Task prompt: Pick out each line containing the string "验收方法".

Dataset records
━━━━━━━━━━━━━━━━━━━━━━━━━━━━━━

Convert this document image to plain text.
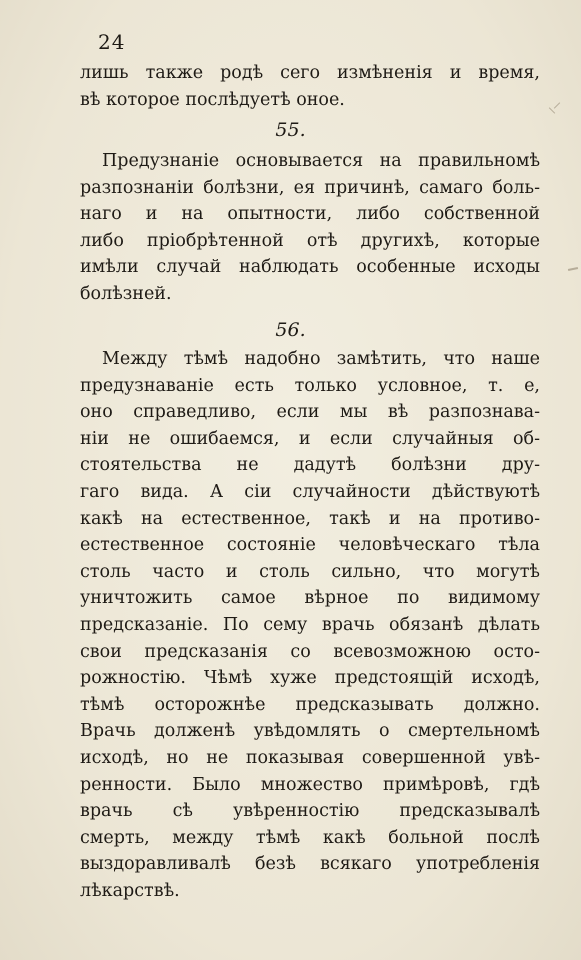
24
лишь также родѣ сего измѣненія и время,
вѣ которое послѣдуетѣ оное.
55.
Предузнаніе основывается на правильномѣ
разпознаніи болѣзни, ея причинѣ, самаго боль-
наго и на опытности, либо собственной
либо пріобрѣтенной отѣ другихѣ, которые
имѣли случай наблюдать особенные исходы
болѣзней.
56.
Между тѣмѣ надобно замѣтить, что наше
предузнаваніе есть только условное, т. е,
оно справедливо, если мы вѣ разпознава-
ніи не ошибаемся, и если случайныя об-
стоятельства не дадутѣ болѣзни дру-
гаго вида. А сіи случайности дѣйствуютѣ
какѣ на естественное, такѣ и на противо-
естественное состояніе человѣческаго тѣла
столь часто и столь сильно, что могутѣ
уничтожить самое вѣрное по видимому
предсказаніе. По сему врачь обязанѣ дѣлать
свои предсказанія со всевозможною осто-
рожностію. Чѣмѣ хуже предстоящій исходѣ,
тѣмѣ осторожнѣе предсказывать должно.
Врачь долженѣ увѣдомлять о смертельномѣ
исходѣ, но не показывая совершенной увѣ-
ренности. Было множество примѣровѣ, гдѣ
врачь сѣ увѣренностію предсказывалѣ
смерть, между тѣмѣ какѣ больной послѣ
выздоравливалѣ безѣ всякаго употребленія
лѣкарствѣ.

━━━━━━━━━━━━━━━━━━━━━━━━━━━━━━

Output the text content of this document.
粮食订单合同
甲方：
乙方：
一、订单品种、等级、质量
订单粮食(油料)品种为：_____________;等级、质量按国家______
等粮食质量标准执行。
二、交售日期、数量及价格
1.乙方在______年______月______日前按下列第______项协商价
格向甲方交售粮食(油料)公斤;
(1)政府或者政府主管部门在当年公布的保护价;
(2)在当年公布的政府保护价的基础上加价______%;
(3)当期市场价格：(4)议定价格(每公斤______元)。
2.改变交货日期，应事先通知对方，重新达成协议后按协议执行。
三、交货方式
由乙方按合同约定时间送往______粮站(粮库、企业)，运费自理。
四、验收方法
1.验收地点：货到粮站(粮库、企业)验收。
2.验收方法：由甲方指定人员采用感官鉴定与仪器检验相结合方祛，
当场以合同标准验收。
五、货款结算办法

━━━━━━━━━━━━━━━━━━━━━━━━━━━━━━

Task result:
四、验收方法
2.验收方法：由甲方指定人员采用感官鉴定与仪器检验相结合方祛，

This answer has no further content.